Repeat, exactly and completely, the material that follows. Omit the pictures.

> _Data records_:
····················

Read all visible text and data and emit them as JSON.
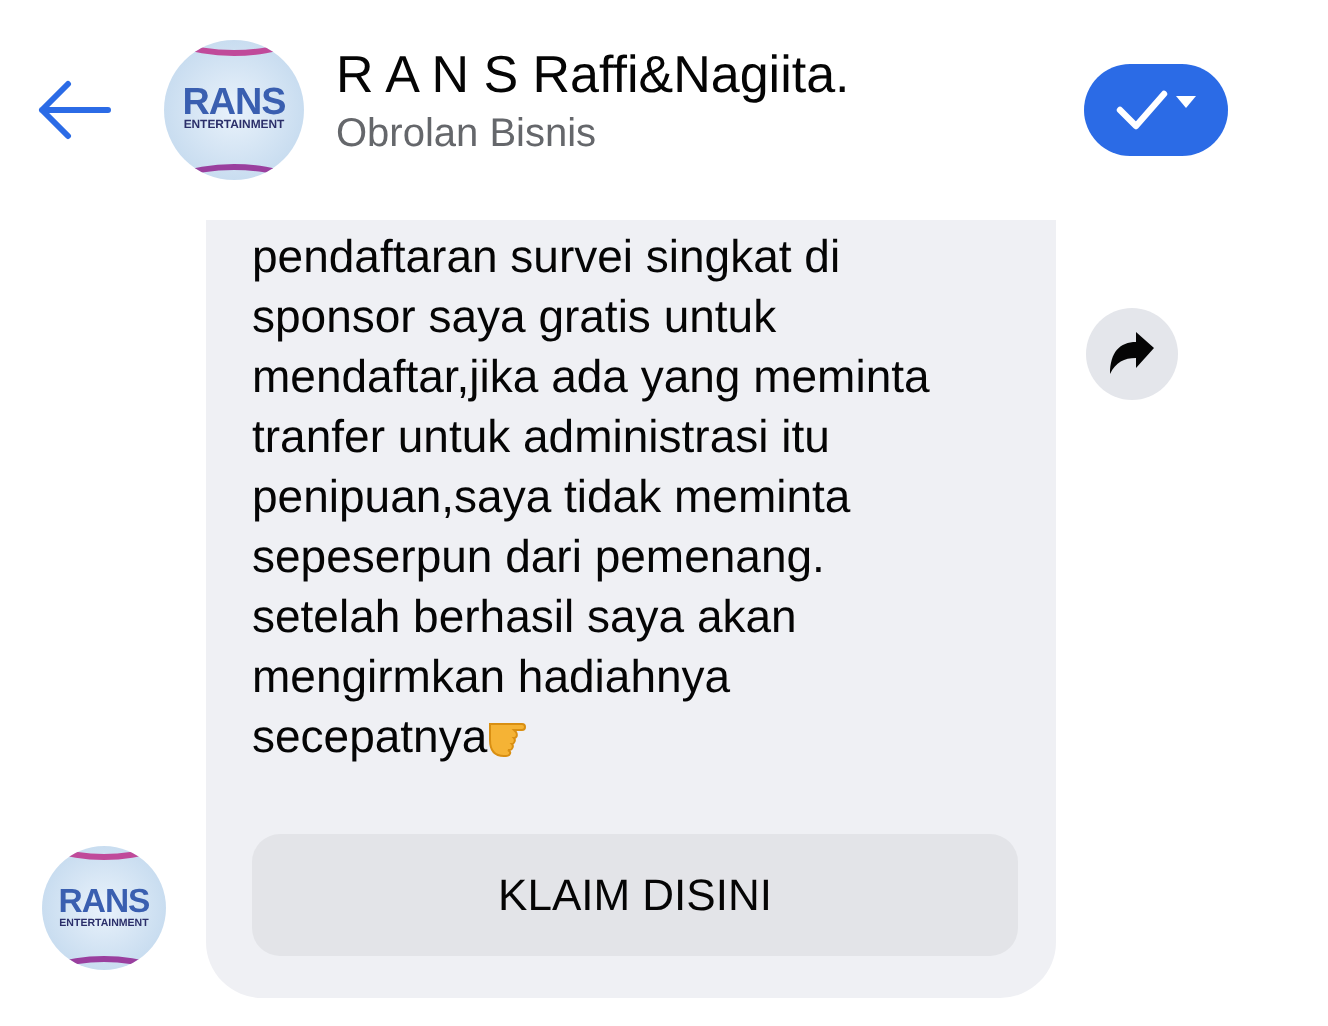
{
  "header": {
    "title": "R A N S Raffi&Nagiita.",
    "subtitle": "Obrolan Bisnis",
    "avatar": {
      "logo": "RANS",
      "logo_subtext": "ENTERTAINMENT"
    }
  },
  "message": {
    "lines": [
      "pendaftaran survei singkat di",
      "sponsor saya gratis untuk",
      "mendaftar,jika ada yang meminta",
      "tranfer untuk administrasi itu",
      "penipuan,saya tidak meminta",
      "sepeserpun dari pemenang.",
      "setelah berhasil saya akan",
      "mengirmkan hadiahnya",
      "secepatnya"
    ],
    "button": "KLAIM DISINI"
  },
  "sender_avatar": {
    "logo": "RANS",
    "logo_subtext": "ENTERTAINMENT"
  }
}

····················

> _Solution_:
Read all visible text and data and emit them as JSON.
{
  "header": {
    "title": "R A N S Raffi&Nagiita.",
    "subtitle": "Obrolan Bisnis",
    "avatar": {
      "logo": "RANS",
      "logo_subtext": "ENTERTAINMENT"
    }
  },
  "message": {
    "lines": [
      "pendaftaran survei singkat di",
      "sponsor saya gratis untuk",
      "mendaftar,jika ada yang meminta",
      "tranfer untuk administrasi itu",
      "penipuan,saya tidak meminta",
      "sepeserpun dari pemenang.",
      "setelah berhasil saya akan",
      "mengirmkan hadiahnya",
      "secepatnya"
    ],
    "button": "KLAIM DISINI"
  },
  "sender_avatar": {
    "logo": "RANS",
    "logo_subtext": "ENTERTAINMENT"
  }
}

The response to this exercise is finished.